-- WHAT YOU SHOULD DO --
Write out all of the entries that follow, word for word, but skip the pictures.

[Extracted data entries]
[Start]
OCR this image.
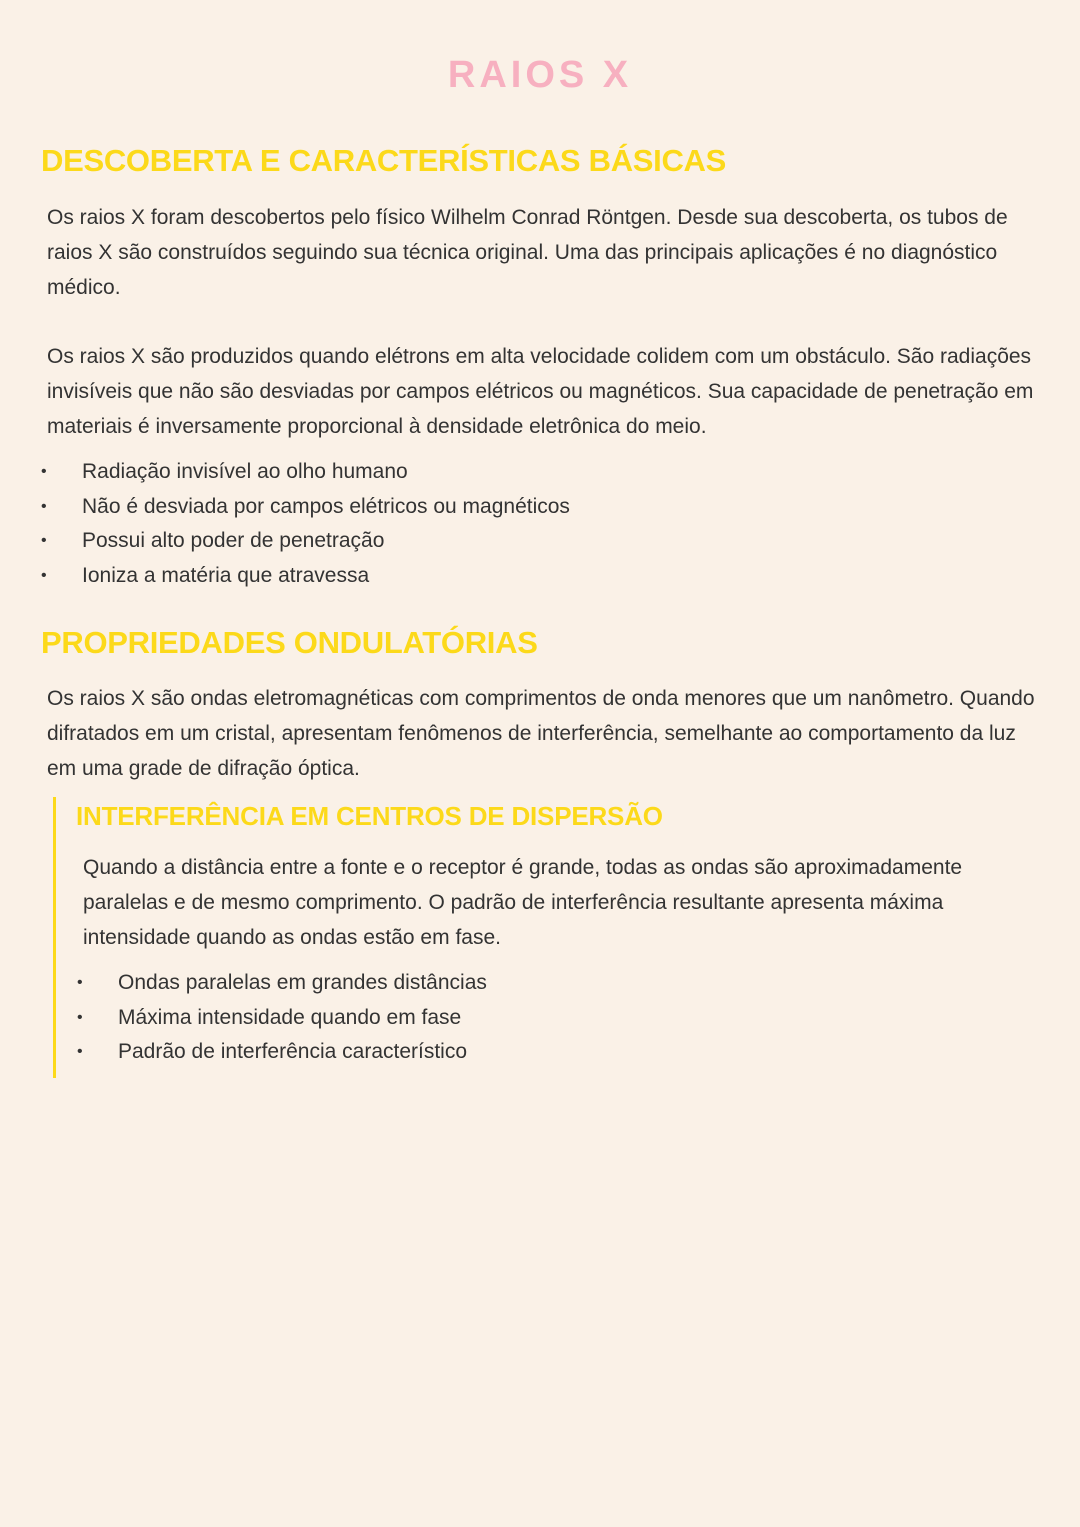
RAIOS X
DESCOBERTA E CARACTERÍSTICAS BÁSICAS

Os raios X foram descobertos pelo físico Wilhelm Conrad Röntgen. Desde sua descoberta, os tubos de raios X são construídos seguindo sua técnica original. Uma das principais aplicações é no diagnóstico médico.

Os raios X são produzidos quando elétrons em alta velocidade colidem com um obstáculo. São radiações invisíveis que não são desviadas por campos elétricos ou magnéticos. Sua capacidade de penetração em materiais é inversamente proporcional à densidade eletrônica do meio.

• Radiação invisível ao olho humano
• Não é desviada por campos elétricos ou magnéticos
• Possui alto poder de penetração
• Ioniza a matéria que atravessa
PROPRIEDADES ONDULATÓRIAS

Os raios X são ondas eletromagnéticas com comprimentos de onda menores que um nanômetro. Quando difratados em um cristal, apresentam fenômenos de interferência, semelhante ao comportamento da luz em uma grade de difração óptica.

INTERFERÊNCIA EM CENTROS DE DISPERSÃO

Quando a distância entre a fonte e o receptor é grande, todas as ondas são aproximadamente paralelas e de mesmo comprimento. O padrão de interferência resultante apresenta máxima intensidade quando as ondas estão em fase.

• Ondas paralelas em grandes distâncias
• Máxima intensidade quando em fase
• Padrão de interferência característico
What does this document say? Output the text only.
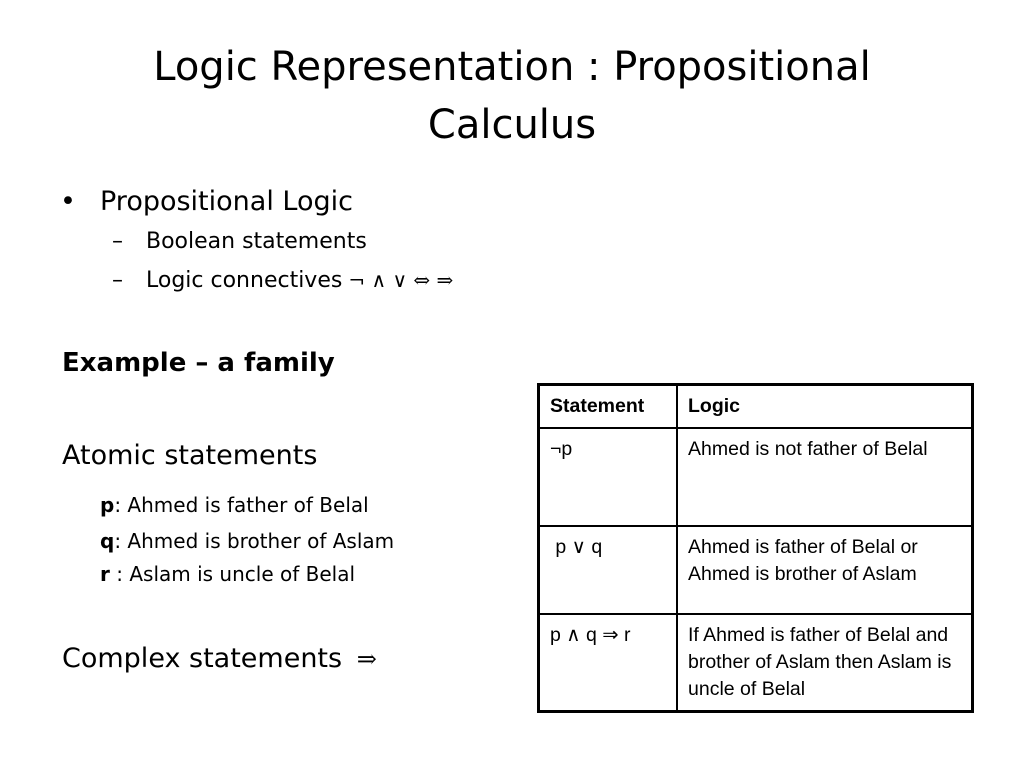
Logic Representation : Propositional Calculus
• Propositional Logic
–	Boolean statements
–	Logic connectives ¬ ∧ ∨ ⇔ ⇒
Example – a family
Atomic statements
p: Ahmed is father of Belal
q: Ahmed is brother of Aslam
r : Aslam is uncle of Belal
Complex statements ⇒
Statement	Logic
¬p	Ahmed is not father of Belal
p ∨ q	Ahmed is father of Belal or Ahmed is brother of Aslam
p ∧ q ⇒ r	If Ahmed is father of Belal and brother of Aslam then Aslam is uncle of Belal
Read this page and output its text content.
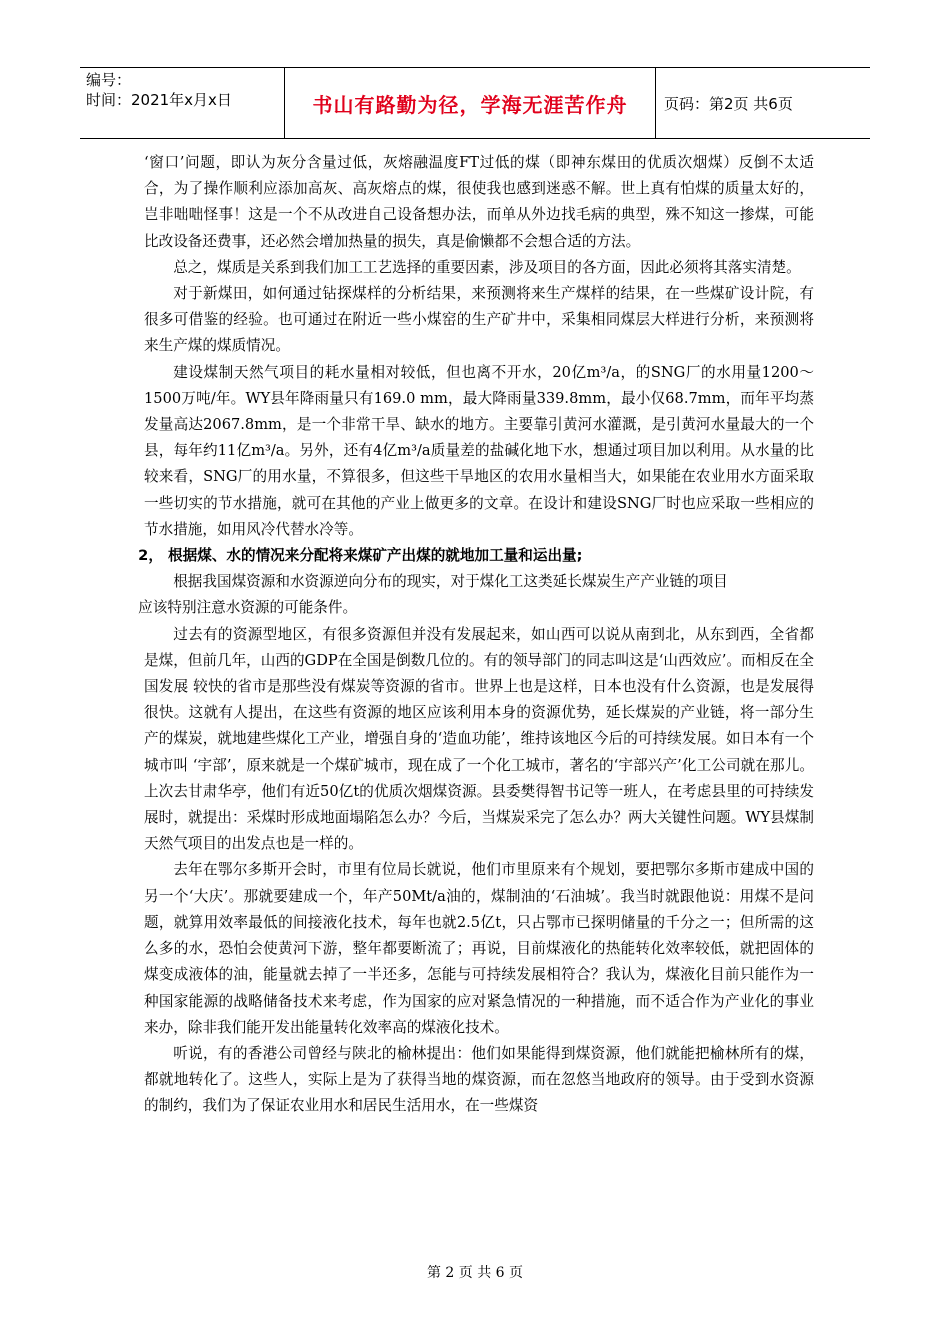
编号：
时间：2021年x月x日	书山有路勤为径，学海无涯苦作舟	页码：第2页 共6页

‘窗口’问题，即认为灰分含量过低，灰熔融温度FT过低的煤（即神东煤田的优质次烟煤）反倒不太适合，为了操作顺利应添加高灰、高灰熔点的煤，很使我也感到迷惑不解。世上真有怕煤的质量太好的，岂非咄咄怪事！这是一个不从改进自己设备想办法，而单从外边找毛病的典型，殊不知这一掺煤，可能比改设备还费事，还必然会增加热量的损失，真是偷懒都不会想合适的方法。

总之，煤质是关系到我们加工工艺选择的重要因素，涉及项目的各方面，因此必须将其落实清楚。

对于新煤田，如何通过钻探煤样的分析结果，来预测将来生产煤样的结果，在一些煤矿设计院，有很多可借鉴的经验。也可通过在附近一些小煤窑的生产矿井中，采集相同煤层大样进行分析，来预测将来生产煤的煤质情况。

建设煤制天然气项目的耗水量相对较低，但也离不开水，20亿m³/a，的SNG厂的水用量1200～1500万吨/年。WY县年降雨量只有169.0 mm，最大降雨量339.8mm，最小仅68.7mm，而年平均蒸发量高达2067.8mm，是一个非常干旱、缺水的地方。主要靠引黄河水灌溉，是引黄河水量最大的一个县，每年约11亿m³/a。另外，还有4亿m³/a质量差的盐碱化地下水，想通过项目加以利用。从水量的比较来看，SNG厂的用水量，不算很多，但这些干旱地区的农用水量相当大，如果能在农业用水方面采取一些切实的节水措施，就可在其他的产业上做更多的文章。在设计和建设SNG厂时也应采取一些相应的节水措施，如用风冷代替水冷等。

2， 根据煤、水的情况来分配将来煤矿产出煤的就地加工量和运出量;

根据我国煤资源和水资源逆向分布的现实，对于煤化工这类延长煤炭生产产业链的项目

应该特别注意水资源的可能条件。

过去有的资源型地区，有很多资源但并没有发展起来，如山西可以说从南到北，从东到西，全省都是煤，但前几年，山西的GDP在全国是倒数几位的。有的领导部门的同志叫这是‘山西效应’。而相反在全国发展 较快的省市是那些没有煤炭等资源的省市。世界上也是这样，日本也没有什么资源，也是发展得很快。这就有人提出，在这些有资源的地区应该利用本身的资源优势，延长煤炭的产业链，将一部分生产的煤炭，就地建些煤化工产业，增强自身的‘造血功能’，维持该地区今后的可持续发展。如日本有一个城市叫 ‘宇部’，原来就是一个煤矿城市，现在成了一个化工城市，著名的‘宇部兴产’化工公司就在那儿。上次去甘肃华亭，他们有近50亿t的优质次烟煤资源。县委樊得智书记等一班人，在考虑县里的可持续发展时，就提出：采煤时形成地面塌陷怎么办？今后，当煤炭采完了怎么办？两大关键性问题。WY县煤制天然气项目的出发点也是一样的。

去年在鄂尔多斯开会时，市里有位局长就说，他们市里原来有个规划，要把鄂尔多斯市建成中国的另一个‘大庆’。那就要建成一个，年产50Mt/a油的，煤制油的‘石油城’。我当时就跟他说：用煤不是问题，就算用效率最低的间接液化技术，每年也就2.5亿t，只占鄂市已探明储量的千分之一；但所需的这么多的水，恐怕会使黄河下游，整年都要断流了；再说，目前煤液化的热能转化效率较低，就把固体的煤变成液体的油，能量就去掉了一半还多，怎能与可持续发展相符合？我认为，煤液化目前只能作为一种国家能源的战略储备技术来考虑，作为国家的应对紧急情况的一种措施，而不适合作为产业化的事业来办，除非我们能开发出能量转化效率高的煤液化技术。

听说，有的香港公司曾经与陕北的榆林提出：他们如果能得到煤资源，他们就能把榆林所有的煤，都就地转化了。这些人，实际上是为了获得当地的煤资源，而在忽悠当地政府的领导。由于受到水资源的制约，我们为了保证农业用水和居民生活用水，在一些煤资

第 2 页 共 6 页
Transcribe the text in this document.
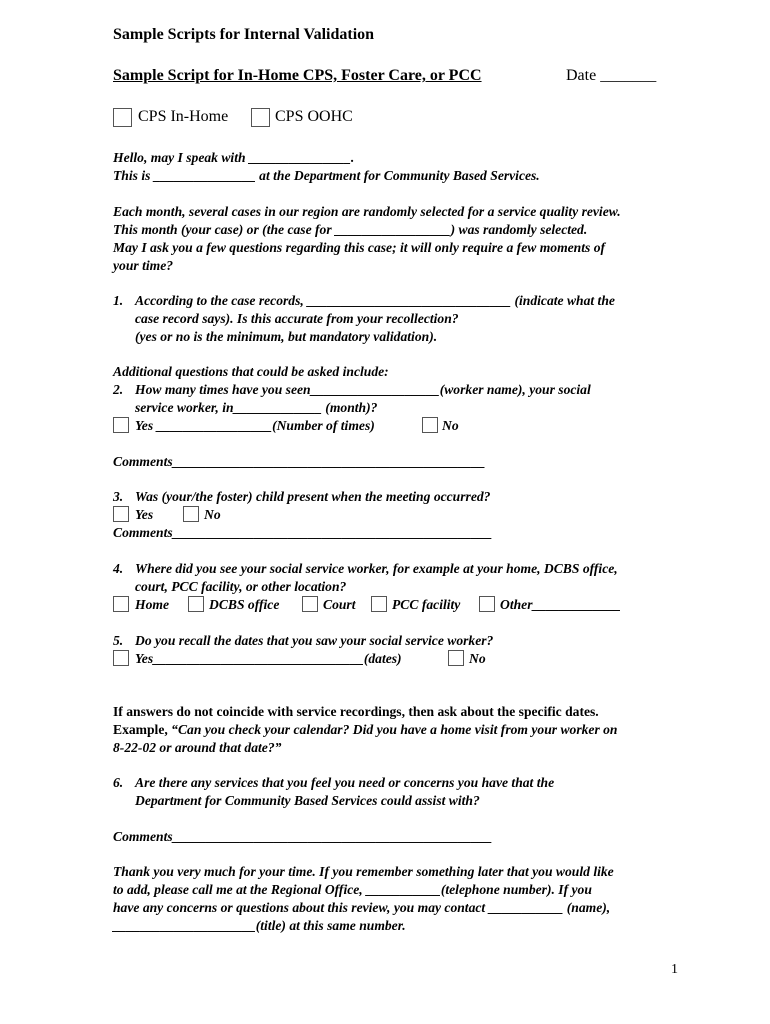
Sample Scripts for Internal Validation
Sample Script for In-Home CPS, Foster Care, or PCC	Date _______
CPS In-Home	CPS OOHC
Hello, may I speak with _______________.
This is _______________ at the Department for Community Based Services.
Each month, several cases in our region are randomly selected for a service quality review.
This month (your case) or (the case for _________________) was randomly selected.
May I ask you a few questions regarding this case; it will only require a few moments of
your time?
1. According to the case records, ______________________________ (indicate what the
case record says). Is this accurate from your recollection?
(yes or no is the minimum, but mandatory validation).
Additional questions that could be asked include:
2. How many times have you seen___________________(worker name), your social
service worker, in_____________ (month)?
Yes _________________(Number of times)	No
Comments______________________________________________
3. Was (your/the foster) child present when the meeting occurred?
Yes	No
Comments_______________________________________________
4. Where did you see your social service worker, for example at your home, DCBS office,
court, PCC facility, or other location?
Home	DCBS office	Court	PCC facility	Other_____________
5. Do you recall the dates that you saw your social service worker?
Yes_______________________________(dates)	No
If answers do not coincide with service recordings, then ask about the specific dates.
Example, “Can you check your calendar? Did you have a home visit from your worker on
8-22-02 or around that date?”
6. Are there any services that you feel you need or concerns you have that the
Department for Community Based Services could assist with?
Comments_______________________________________________
Thank you very much for your time. If you remember something later that you would like
to add, please call me at the Regional Office, ___________(telephone number). If you
have any concerns or questions about this review, you may contact ___________ (name),
_____________________(title) at this same number.
1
[End]
-- EXERCISE ANSWER --
OCR this image.
RAIOS X
DESCOBERTA E CARACTERÍSTICAS BÁSICAS

Os raios X foram descobertos pelo físico Wilhelm Conrad Röntgen. Desde sua descoberta, os tubos de raios X são construídos seguindo sua técnica original. Uma das principais aplicações é no diagnóstico médico.

Os raios X são produzidos quando elétrons em alta velocidade colidem com um obstáculo. São radiações invisíveis que não são desviadas por campos elétricos ou magnéticos. Sua capacidade de penetração em materiais é inversamente proporcional à densidade eletrônica do meio.

• Radiação invisível ao olho humano
• Não é desviada por campos elétricos ou magnéticos
• Possui alto poder de penetração
• Ioniza a matéria que atravessa
PROPRIEDADES ONDULATÓRIAS

Os raios X são ondas eletromagnéticas com comprimentos de onda menores que um nanômetro. Quando difratados em um cristal, apresentam fenômenos de interferência, semelhante ao comportamento da luz em uma grade de difração óptica.

INTERFERÊNCIA EM CENTROS DE DISPERSÃO

Quando a distância entre a fonte e o receptor é grande, todas as ondas são aproximadamente paralelas e de mesmo comprimento. O padrão de interferência resultante apresenta máxima intensidade quando as ondas estão em fase.

• Ondas paralelas em grandes distâncias
• Máxima intensidade quando em fase
• Padrão de interferência característico
What does this document say? Output the text only.
Logic Representation : Propositional Calculus
• Propositional Logic
–	Boolean statements
–	Logic connectives ¬ ∧ ∨ ⇔ ⇒
Example – a family
Atomic statements
p: Ahmed is father of Belal
q: Ahmed is brother of Aslam
r : Aslam is uncle of Belal
Complex statements ⇒
Statement	Logic
¬p	Ahmed is not father of Belal
p ∨ q	Ahmed is father of Belal or Ahmed is brother of Aslam
p ∧ q ⇒ r	If Ahmed is father of Belal and brother of Aslam then Aslam is uncle of Belal
Read this page and output its text content.
编号：
时间：2021年x月x日	书山有路勤为径，学海无涯苦作舟	页码：第2页 共6页

‘窗口’问题，即认为灰分含量过低，灰熔融温度FT过低的煤（即神东煤田的优质次烟煤）反倒不太适合，为了操作顺利应添加高灰、高灰熔点的煤，很使我也感到迷惑不解。世上真有怕煤的质量太好的，岂非咄咄怪事！这是一个不从改进自己设备想办法，而单从外边找毛病的典型，殊不知这一掺煤，可能比改设备还费事，还必然会增加热量的损失，真是偷懒都不会想合适的方法。

总之，煤质是关系到我们加工工艺选择的重要因素，涉及项目的各方面，因此必须将其落实清楚。

对于新煤田，如何通过钻探煤样的分析结果，来预测将来生产煤样的结果，在一些煤矿设计院，有很多可借鉴的经验。也可通过在附近一些小煤窑的生产矿井中，采集相同煤层大样进行分析，来预测将来生产煤的煤质情况。

建设煤制天然气项目的耗水量相对较低，但也离不开水，20亿m³/a，的SNG厂的水用量1200～1500万吨/年。WY县年降雨量只有169.0 mm，最大降雨量339.8mm，最小仅68.7mm，而年平均蒸发量高达2067.8mm，是一个非常干旱、缺水的地方。主要靠引黄河水灌溉，是引黄河水量最大的一个县，每年约11亿m³/a。另外，还有4亿m³/a质量差的盐碱化地下水，想通过项目加以利用。从水量的比较来看，SNG厂的用水量，不算很多，但这些干旱地区的农用水量相当大，如果能在农业用水方面采取一些切实的节水措施，就可在其他的产业上做更多的文章。在设计和建设SNG厂时也应采取一些相应的节水措施，如用风冷代替水冷等。

2， 根据煤、水的情况来分配将来煤矿产出煤的就地加工量和运出量;

根据我国煤资源和水资源逆向分布的现实，对于煤化工这类延长煤炭生产产业链的项目

应该特别注意水资源的可能条件。

过去有的资源型地区，有很多资源但并没有发展起来，如山西可以说从南到北，从东到西，全省都是煤，但前几年，山西的GDP在全国是倒数几位的。有的领导部门的同志叫这是‘山西效应’。而相反在全国发展 较快的省市是那些没有煤炭等资源的省市。世界上也是这样，日本也没有什么资源，也是发展得很快。这就有人提出，在这些有资源的地区应该利用本身的资源优势，延长煤炭的产业链，将一部分生产的煤炭，就地建些煤化工产业，增强自身的‘造血功能’，维持该地区今后的可持续发展。如日本有一个城市叫 ‘宇部’，原来就是一个煤矿城市，现在成了一个化工城市，著名的‘宇部兴产’化工公司就在那儿。上次去甘肃华亭，他们有近50亿t的优质次烟煤资源。县委樊得智书记等一班人，在考虑县里的可持续发展时，就提出：采煤时形成地面塌陷怎么办？今后，当煤炭采完了怎么办？两大关键性问题。WY县煤制天然气项目的出发点也是一样的。

去年在鄂尔多斯开会时，市里有位局长就说，他们市里原来有个规划，要把鄂尔多斯市建成中国的另一个‘大庆’。那就要建成一个，年产50Mt/a油的，煤制油的‘石油城’。我当时就跟他说：用煤不是问题，就算用效率最低的间接液化技术，每年也就2.5亿t，只占鄂市已探明储量的千分之一；但所需的这么多的水，恐怕会使黄河下游，整年都要断流了；再说，目前煤液化的热能转化效率较低，就把固体的煤变成液体的油，能量就去掉了一半还多，怎能与可持续发展相符合？我认为，煤液化目前只能作为一种国家能源的战略储备技术来考虑，作为国家的应对紧急情况的一种措施，而不适合作为产业化的事业来办，除非我们能开发出能量转化效率高的煤液化技术。

听说，有的香港公司曾经与陕北的榆林提出：他们如果能得到煤资源，他们就能把榆林所有的煤，都就地转化了。这些人，实际上是为了获得当地的煤资源，而在忽悠当地政府的领导。由于受到水资源的制约，我们为了保证农业用水和居民生活用水，在一些煤资

第 2 页 共 6 页
Transcribe the text in this document.
Sample Scripts for Internal Validation
Sample Script for In-Home CPS, Foster Care, or PCC	Date _______
CPS In-Home	CPS OOHC
Hello, may I speak with _______________.
This is _______________ at the Department for Community Based Services.
Each month, several cases in our region are randomly selected for a service quality review.
This month (your case) or (the case for _________________) was randomly selected.
May I ask you a few questions regarding this case; it will only require a few moments of
your time?
1. According to the case records, ______________________________ (indicate what the
case record says). Is this accurate from your recollection?
(yes or no is the minimum, but mandatory validation).
Additional questions that could be asked include:
2. How many times have you seen___________________(worker name), your social
service worker, in_____________ (month)?
Yes _________________(Number of times)	No
Comments______________________________________________
3. Was (your/the foster) child present when the meeting occurred?
Yes	No
Comments_______________________________________________
4. Where did you see your social service worker, for example at your home, DCBS office,
court, PCC facility, or other location?
Home	DCBS office	Court	PCC facility	Other_____________
5. Do you recall the dates that you saw your social service worker?
Yes_______________________________(dates)	No
If answers do not coincide with service recordings, then ask about the specific dates.
Example, “Can you check your calendar? Did you have a home visit from your worker on
8-22-02 or around that date?”
6. Are there any services that you feel you need or concerns you have that the
Department for Community Based Services could assist with?
Comments_______________________________________________
Thank you very much for your time. If you remember something later that you would like
to add, please call me at the Regional Office, ___________(telephone number). If you
have any concerns or questions about this review, you may contact ___________ (name),
_____________________(title) at this same number.
1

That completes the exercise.